What this task involves:
Copy down every line where the string "主尺数据" shows up.
-- start Excerpted records --
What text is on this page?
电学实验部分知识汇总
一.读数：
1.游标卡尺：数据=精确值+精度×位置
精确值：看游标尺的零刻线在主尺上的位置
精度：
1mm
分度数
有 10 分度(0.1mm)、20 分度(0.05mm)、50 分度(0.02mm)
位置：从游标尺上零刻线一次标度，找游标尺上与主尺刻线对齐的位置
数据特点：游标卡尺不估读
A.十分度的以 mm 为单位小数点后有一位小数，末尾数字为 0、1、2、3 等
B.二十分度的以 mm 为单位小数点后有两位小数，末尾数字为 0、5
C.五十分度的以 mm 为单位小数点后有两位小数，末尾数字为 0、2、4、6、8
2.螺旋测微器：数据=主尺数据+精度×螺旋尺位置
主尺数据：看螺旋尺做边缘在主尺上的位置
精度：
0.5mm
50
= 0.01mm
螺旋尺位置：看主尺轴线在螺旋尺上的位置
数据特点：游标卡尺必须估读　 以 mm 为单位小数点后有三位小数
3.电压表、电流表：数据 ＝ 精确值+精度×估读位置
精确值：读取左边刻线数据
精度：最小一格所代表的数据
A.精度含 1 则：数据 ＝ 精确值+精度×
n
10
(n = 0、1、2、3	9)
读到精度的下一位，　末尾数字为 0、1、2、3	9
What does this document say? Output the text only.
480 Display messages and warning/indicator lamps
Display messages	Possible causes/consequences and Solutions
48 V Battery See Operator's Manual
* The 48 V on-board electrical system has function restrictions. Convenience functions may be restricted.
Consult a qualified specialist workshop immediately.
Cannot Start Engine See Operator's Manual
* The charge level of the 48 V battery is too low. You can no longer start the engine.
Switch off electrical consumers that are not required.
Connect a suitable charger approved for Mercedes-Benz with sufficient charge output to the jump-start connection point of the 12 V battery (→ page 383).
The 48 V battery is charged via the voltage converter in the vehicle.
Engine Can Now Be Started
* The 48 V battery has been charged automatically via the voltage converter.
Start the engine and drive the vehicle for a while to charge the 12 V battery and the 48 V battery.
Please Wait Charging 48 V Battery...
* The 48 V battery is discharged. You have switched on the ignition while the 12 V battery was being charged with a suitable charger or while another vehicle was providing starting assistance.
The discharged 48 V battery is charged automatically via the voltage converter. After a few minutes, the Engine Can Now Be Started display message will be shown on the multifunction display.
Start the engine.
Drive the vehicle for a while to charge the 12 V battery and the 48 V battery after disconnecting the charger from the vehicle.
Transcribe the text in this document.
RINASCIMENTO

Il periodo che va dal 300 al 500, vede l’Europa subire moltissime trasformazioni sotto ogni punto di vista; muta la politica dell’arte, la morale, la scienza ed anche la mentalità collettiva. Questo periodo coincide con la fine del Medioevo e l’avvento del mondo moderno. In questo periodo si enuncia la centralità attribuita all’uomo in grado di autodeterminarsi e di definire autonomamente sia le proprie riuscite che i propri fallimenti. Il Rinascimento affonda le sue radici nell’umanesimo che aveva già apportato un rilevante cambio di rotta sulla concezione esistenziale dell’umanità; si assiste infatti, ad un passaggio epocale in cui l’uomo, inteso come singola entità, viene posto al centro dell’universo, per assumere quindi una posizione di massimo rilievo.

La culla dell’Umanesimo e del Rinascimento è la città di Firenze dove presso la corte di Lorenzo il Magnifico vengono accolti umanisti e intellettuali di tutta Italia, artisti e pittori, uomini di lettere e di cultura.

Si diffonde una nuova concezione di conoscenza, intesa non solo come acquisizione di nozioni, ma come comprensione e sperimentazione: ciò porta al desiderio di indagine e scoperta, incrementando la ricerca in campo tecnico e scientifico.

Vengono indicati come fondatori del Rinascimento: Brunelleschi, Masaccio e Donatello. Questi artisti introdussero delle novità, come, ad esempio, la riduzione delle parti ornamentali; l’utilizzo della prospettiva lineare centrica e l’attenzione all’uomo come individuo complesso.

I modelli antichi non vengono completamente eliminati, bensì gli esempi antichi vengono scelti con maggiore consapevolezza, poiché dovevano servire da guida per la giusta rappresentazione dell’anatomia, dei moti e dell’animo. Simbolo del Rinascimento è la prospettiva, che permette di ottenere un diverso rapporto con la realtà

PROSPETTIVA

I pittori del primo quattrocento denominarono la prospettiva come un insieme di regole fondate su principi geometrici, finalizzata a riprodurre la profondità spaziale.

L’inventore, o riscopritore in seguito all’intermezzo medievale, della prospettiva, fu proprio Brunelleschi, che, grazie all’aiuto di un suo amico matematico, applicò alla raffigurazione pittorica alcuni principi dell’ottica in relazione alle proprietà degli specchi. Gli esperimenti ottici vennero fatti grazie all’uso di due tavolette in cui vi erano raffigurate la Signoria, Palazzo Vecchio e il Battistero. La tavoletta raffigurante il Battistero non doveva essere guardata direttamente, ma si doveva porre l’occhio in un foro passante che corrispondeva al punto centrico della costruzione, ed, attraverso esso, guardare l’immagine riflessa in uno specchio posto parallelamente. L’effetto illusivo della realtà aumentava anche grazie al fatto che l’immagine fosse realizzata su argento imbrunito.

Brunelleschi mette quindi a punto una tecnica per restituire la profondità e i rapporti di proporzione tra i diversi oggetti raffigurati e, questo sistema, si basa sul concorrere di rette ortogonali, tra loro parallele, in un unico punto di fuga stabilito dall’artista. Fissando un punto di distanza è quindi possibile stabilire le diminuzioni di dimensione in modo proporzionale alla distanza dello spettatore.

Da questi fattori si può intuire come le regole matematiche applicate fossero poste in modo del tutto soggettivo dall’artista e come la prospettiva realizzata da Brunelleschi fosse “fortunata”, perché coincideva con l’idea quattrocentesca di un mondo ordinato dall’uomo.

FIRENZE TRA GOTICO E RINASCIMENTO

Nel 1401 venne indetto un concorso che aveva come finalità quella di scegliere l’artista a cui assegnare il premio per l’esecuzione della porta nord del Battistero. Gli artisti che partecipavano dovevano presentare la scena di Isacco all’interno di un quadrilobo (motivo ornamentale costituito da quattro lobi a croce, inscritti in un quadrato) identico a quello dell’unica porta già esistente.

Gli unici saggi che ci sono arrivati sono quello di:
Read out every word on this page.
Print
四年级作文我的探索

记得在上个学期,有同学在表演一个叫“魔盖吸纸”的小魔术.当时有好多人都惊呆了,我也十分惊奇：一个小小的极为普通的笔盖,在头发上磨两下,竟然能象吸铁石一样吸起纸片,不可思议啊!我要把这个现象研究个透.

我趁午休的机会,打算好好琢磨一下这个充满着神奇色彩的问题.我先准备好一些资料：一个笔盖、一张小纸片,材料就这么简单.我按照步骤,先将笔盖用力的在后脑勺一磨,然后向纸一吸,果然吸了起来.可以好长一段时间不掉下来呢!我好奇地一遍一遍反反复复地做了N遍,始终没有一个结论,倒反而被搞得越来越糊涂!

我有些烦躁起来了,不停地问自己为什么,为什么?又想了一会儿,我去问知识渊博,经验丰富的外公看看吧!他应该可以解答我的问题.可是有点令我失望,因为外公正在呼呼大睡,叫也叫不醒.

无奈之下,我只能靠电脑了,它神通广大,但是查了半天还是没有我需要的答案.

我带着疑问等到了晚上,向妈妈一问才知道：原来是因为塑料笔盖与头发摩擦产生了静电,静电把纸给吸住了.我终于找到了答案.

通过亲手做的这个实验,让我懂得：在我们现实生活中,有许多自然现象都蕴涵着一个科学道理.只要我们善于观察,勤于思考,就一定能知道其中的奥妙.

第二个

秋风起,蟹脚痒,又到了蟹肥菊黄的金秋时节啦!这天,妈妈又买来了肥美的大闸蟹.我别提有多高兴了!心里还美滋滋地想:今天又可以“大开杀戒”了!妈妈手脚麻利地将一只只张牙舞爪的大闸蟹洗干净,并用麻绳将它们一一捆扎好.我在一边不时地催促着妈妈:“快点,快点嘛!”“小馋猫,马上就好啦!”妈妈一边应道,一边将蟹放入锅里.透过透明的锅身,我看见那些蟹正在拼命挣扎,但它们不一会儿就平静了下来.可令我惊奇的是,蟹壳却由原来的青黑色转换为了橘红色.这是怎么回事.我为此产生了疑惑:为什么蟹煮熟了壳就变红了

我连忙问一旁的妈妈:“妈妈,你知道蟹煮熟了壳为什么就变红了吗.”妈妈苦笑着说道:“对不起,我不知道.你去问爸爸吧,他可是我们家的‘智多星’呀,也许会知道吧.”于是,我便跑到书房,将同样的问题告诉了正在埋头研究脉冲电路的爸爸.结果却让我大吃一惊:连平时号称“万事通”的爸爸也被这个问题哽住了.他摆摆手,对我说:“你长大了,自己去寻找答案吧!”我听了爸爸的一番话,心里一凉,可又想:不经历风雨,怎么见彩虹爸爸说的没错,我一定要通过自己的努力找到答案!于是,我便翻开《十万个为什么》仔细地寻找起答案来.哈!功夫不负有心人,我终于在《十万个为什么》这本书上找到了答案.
-- end Excerpted records --
Task solution:
2.螺旋测微器：数据=主尺数据+精度×螺旋尺位置
主尺数据：看螺旋尺做边缘在主尺上的位置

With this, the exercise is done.